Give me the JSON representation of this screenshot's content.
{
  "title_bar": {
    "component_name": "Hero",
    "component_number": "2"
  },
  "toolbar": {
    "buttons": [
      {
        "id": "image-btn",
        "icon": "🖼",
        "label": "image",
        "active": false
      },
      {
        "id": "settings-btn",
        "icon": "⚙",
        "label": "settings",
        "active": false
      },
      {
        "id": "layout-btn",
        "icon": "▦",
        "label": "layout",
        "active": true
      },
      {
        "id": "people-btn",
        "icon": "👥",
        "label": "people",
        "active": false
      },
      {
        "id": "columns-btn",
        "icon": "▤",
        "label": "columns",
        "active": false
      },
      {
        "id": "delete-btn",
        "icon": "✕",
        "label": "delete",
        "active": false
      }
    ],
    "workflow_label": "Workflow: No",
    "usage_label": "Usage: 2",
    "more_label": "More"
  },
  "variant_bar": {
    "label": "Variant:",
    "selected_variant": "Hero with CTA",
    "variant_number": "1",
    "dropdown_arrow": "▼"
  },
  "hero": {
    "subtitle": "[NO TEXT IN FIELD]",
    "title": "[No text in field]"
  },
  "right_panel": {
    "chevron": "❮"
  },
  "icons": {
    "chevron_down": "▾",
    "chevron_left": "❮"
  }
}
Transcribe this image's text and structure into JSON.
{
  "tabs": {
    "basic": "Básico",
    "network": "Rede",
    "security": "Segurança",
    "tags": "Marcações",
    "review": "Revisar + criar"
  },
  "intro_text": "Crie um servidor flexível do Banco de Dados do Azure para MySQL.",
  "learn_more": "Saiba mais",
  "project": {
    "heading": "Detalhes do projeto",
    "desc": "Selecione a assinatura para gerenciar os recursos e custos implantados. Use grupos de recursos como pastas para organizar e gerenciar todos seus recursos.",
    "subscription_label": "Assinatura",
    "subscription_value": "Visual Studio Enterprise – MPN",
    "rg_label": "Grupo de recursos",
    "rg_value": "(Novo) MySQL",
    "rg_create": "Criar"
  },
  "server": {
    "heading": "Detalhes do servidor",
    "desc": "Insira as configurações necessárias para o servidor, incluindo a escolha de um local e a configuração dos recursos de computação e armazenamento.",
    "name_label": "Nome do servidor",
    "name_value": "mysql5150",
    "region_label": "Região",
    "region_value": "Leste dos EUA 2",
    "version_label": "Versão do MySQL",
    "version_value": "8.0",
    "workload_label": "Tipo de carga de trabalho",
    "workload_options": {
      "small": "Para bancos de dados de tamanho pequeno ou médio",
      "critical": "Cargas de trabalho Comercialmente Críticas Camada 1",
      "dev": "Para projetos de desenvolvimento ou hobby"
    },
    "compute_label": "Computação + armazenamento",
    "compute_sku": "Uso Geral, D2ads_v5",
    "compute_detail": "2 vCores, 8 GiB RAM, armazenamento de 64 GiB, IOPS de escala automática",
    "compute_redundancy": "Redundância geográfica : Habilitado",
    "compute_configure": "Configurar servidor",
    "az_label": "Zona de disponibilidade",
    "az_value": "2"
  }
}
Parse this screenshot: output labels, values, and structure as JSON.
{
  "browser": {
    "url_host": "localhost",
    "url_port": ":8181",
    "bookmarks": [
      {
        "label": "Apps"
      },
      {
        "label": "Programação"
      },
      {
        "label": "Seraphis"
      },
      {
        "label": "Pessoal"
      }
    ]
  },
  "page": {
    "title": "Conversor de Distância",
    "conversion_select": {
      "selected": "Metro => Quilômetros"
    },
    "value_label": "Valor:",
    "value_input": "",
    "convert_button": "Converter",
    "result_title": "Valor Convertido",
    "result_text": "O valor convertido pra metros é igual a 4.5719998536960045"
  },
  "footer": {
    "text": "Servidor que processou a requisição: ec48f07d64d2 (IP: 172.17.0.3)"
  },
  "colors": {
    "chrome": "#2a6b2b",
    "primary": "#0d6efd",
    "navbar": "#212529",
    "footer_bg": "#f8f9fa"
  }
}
+ + + +
**Set problem**
Reproduce each line of the material containing the word "trabalho".

**The solution**
    "workload_label": "Tipo de carga de trabalho",
      "critical": "Cargas de trabalho Comercialmente Críticas Camada 1",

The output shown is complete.